(The exercise) Find each line of the data below that contains the word "bounding", and copy those lines out in full. The match is case-sensitive.

[start of Exercise inputs]

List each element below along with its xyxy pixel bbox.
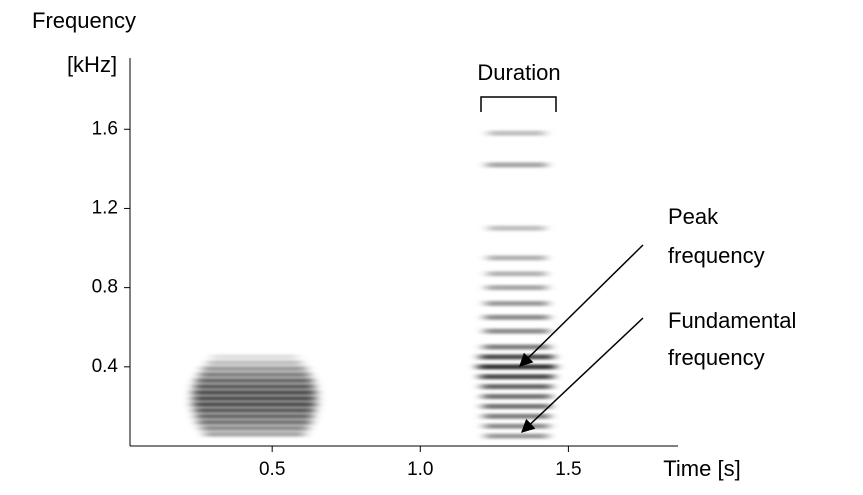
harmonic-band xyxy=(211,354,298,360)
harmonic-band xyxy=(488,225,546,231)
harmonic-band xyxy=(194,384,315,390)
annotation: Peak xyxy=(668,204,719,229)
harmonic-band xyxy=(482,403,551,409)
x-axis-label: Time [s] xyxy=(663,456,740,481)
harmonic-band xyxy=(487,271,546,277)
y-axis-label: Frequency xyxy=(32,8,136,33)
x-tick-label: 0.5 xyxy=(259,459,285,480)
harmonic-band xyxy=(485,300,548,306)
x-tick-label: 1.5 xyxy=(555,459,581,480)
harmonic-band xyxy=(484,328,549,334)
harmonic-band xyxy=(483,344,550,350)
annotation: frequency xyxy=(668,243,765,268)
harmonic-band xyxy=(487,255,546,261)
harmonic-band xyxy=(486,162,547,168)
harmonic-band xyxy=(482,394,551,400)
harmonic-band xyxy=(207,360,302,366)
arrow xyxy=(521,317,644,433)
harmonic-band xyxy=(192,401,316,407)
harmonic-band xyxy=(488,130,546,136)
harmonic-band xyxy=(196,378,313,384)
harmonic-band xyxy=(192,395,316,401)
harmonic-band xyxy=(479,354,554,360)
harmonic-band xyxy=(200,425,308,431)
harmonic-band xyxy=(484,423,549,429)
harmonic-band xyxy=(199,372,310,378)
harmonic-band xyxy=(483,413,550,419)
harmonic-band xyxy=(194,407,315,413)
y-tick-label: 0.4 xyxy=(92,356,119,377)
y-tick-label: 1.2 xyxy=(92,197,118,218)
harmonic-band xyxy=(485,433,548,439)
harmonic-band xyxy=(486,285,547,291)
harmonic-band xyxy=(481,384,552,390)
y-tick-label: 0.8 xyxy=(92,277,118,298)
harmonic-band xyxy=(479,374,554,380)
harmonic-band xyxy=(192,390,316,396)
duration-bracket xyxy=(480,96,557,112)
harmonic-band xyxy=(196,413,313,419)
arrow xyxy=(519,244,644,367)
harmonic-band xyxy=(484,314,549,320)
x-tick-label: 1.0 xyxy=(407,459,433,480)
y-tick-label: 1.6 xyxy=(92,118,118,139)
harmonic-band xyxy=(202,366,307,372)
spectrogram xyxy=(192,130,556,439)
harmonic-band xyxy=(204,431,305,437)
harmonic-band xyxy=(477,364,556,370)
annotation: frequency xyxy=(668,345,765,370)
annotation: Duration xyxy=(477,60,560,85)
y-axis-label: [kHz] xyxy=(67,52,117,77)
harmonic-band xyxy=(197,419,312,425)
annotation: Fundamental xyxy=(668,308,796,333)
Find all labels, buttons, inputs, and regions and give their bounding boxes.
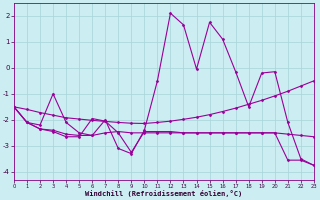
X-axis label: Windchill (Refroidissement éolien,°C): Windchill (Refroidissement éolien,°C) [85,190,243,197]
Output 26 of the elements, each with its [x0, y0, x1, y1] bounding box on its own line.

[end of Exercise inputs]

(Problem solution)
Find all labels, buttons, inputs, and regions and give their bounding boxes.
Output 26 of the elements, each with its [x0, y0, x1, y1] bounding box on its own line.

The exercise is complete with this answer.